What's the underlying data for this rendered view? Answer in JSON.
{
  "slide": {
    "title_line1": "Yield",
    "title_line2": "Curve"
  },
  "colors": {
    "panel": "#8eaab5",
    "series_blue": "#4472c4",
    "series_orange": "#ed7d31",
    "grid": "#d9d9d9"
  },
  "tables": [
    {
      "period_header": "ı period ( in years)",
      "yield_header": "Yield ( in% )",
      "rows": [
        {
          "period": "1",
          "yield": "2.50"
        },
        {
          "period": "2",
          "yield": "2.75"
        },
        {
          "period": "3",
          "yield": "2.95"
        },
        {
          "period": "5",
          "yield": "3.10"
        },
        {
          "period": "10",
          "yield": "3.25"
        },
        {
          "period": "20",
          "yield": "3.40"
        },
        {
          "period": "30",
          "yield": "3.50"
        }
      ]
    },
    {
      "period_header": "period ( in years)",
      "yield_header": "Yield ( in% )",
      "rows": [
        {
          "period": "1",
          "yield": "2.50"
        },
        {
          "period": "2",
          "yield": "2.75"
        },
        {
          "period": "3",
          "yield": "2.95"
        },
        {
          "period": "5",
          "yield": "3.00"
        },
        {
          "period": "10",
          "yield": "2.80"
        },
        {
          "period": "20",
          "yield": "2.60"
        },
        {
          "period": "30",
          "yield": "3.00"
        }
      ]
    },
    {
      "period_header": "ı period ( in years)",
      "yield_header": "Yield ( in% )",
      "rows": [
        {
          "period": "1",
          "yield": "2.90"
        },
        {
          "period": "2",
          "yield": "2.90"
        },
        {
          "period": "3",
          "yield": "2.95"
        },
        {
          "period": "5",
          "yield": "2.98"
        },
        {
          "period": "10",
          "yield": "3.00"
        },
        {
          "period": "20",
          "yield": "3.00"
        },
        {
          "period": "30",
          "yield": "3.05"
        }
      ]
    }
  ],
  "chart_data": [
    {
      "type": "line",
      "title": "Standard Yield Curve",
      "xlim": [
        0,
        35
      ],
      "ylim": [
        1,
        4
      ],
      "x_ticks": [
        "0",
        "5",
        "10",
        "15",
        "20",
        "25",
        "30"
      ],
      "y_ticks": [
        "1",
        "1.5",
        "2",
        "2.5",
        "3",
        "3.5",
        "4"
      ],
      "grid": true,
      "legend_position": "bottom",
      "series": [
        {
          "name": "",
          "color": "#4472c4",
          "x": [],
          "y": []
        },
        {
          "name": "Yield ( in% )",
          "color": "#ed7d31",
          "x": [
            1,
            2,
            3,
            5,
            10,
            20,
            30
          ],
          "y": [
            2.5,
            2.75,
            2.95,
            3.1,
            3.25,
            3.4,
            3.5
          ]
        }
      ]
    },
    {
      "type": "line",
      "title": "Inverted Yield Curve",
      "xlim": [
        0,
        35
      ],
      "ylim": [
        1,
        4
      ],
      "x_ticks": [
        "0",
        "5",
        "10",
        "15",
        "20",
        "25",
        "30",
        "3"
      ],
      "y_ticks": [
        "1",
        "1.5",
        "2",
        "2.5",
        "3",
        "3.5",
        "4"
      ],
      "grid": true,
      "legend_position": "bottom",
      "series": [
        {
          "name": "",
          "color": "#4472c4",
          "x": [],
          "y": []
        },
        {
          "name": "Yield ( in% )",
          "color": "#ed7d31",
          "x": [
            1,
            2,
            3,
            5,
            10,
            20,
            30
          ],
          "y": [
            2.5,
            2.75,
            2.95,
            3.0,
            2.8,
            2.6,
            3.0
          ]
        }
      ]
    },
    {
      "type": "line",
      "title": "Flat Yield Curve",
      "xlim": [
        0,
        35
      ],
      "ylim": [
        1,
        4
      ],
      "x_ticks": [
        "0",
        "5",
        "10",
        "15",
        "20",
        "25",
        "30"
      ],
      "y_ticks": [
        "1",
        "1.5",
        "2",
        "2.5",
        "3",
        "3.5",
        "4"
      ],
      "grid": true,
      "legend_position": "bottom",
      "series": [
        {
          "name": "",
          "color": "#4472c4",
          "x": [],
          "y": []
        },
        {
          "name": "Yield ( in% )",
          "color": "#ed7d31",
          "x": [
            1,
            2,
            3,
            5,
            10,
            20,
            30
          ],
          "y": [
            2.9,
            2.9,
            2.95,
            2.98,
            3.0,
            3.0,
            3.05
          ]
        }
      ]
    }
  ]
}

WHAT IS ASKED — Print every record exactly as it was given.

EXERCISE RESULT —
What's the underlying data for this rendered view? Answer in JSON.
{
  "slide": {
    "title_line1": "Yield",
    "title_line2": "Curve"
  },
  "colors": {
    "panel": "#8eaab5",
    "series_blue": "#4472c4",
    "series_orange": "#ed7d31",
    "grid": "#d9d9d9"
  },
  "tables": [
    {
      "period_header": "ı period ( in years)",
      "yield_header": "Yield ( in% )",
      "rows": [
        {
          "period": "1",
          "yield": "2.50"
        },
        {
          "period": "2",
          "yield": "2.75"
        },
        {
          "period": "3",
          "yield": "2.95"
        },
        {
          "period": "5",
          "yield": "3.10"
        },
        {
          "period": "10",
          "yield": "3.25"
        },
        {
          "period": "20",
          "yield": "3.40"
        },
        {
          "period": "30",
          "yield": "3.50"
        }
      ]
    },
    {
      "period_header": "period ( in years)",
      "yield_header": "Yield ( in% )",
      "rows": [
        {
          "period": "1",
          "yield": "2.50"
        },
        {
          "period": "2",
          "yield": "2.75"
        },
        {
          "period": "3",
          "yield": "2.95"
        },
        {
          "period": "5",
          "yield": "3.00"
        },
        {
          "period": "10",
          "yield": "2.80"
        },
        {
          "period": "20",
          "yield": "2.60"
        },
        {
          "period": "30",
          "yield": "3.00"
        }
      ]
    },
    {
      "period_header": "ı period ( in years)",
      "yield_header": "Yield ( in% )",
      "rows": [
        {
          "period": "1",
          "yield": "2.90"
        },
        {
          "period": "2",
          "yield": "2.90"
        },
        {
          "period": "3",
          "yield": "2.95"
        },
        {
          "period": "5",
          "yield": "2.98"
        },
        {
          "period": "10",
          "yield": "3.00"
        },
        {
          "period": "20",
          "yield": "3.00"
        },
        {
          "period": "30",
          "yield": "3.05"
        }
      ]
    }
  ],
  "chart_data": [
    {
      "type": "line",
      "title": "Standard Yield Curve",
      "xlim": [
        0,
        35
      ],
      "ylim": [
        1,
        4
      ],
      "x_ticks": [
        "0",
        "5",
        "10",
        "15",
        "20",
        "25",
        "30"
      ],
      "y_ticks": [
        "1",
        "1.5",
        "2",
        "2.5",
        "3",
        "3.5",
        "4"
      ],
      "grid": true,
      "legend_position": "bottom",
      "series": [
        {
          "name": "",
          "color": "#4472c4",
          "x": [],
          "y": []
        },
        {
          "name": "Yield ( in% )",
          "color": "#ed7d31",
          "x": [
            1,
            2,
            3,
            5,
            10,
            20,
            30
          ],
          "y": [
            2.5,
            2.75,
            2.95,
            3.1,
            3.25,
            3.4,
            3.5
          ]
        }
      ]
    },
    {
      "type": "line",
      "title": "Inverted Yield Curve",
      "xlim": [
        0,
        35
      ],
      "ylim": [
        1,
        4
      ],
      "x_ticks": [
        "0",
        "5",
        "10",
        "15",
        "20",
        "25",
        "30",
        "3"
      ],
      "y_ticks": [
        "1",
        "1.5",
        "2",
        "2.5",
        "3",
        "3.5",
        "4"
      ],
      "grid": true,
      "legend_position": "bottom",
      "series": [
        {
          "name": "",
          "color": "#4472c4",
          "x": [],
          "y": []
        },
        {
          "name": "Yield ( in% )",
          "color": "#ed7d31",
          "x": [
            1,
            2,
            3,
            5,
            10,
            20,
            30
          ],
          "y": [
            2.5,
            2.75,
            2.95,
            3.0,
            2.8,
            2.6,
            3.0
          ]
        }
      ]
    },
    {
      "type": "line",
      "title": "Flat Yield Curve",
      "xlim": [
        0,
        35
      ],
      "ylim": [
        1,
        4
      ],
      "x_ticks": [
        "0",
        "5",
        "10",
        "15",
        "20",
        "25",
        "30"
      ],
      "y_ticks": [
        "1",
        "1.5",
        "2",
        "2.5",
        "3",
        "3.5",
        "4"
      ],
      "grid": true,
      "legend_position": "bottom",
      "series": [
        {
          "name": "",
          "color": "#4472c4",
          "x": [],
          "y": []
        },
        {
          "name": "Yield ( in% )",
          "color": "#ed7d31",
          "x": [
            1,
            2,
            3,
            5,
            10,
            20,
            30
          ],
          "y": [
            2.9,
            2.9,
            2.95,
            2.98,
            3.0,
            3.0,
            3.05
          ]
        }
      ]
    }
  ]
}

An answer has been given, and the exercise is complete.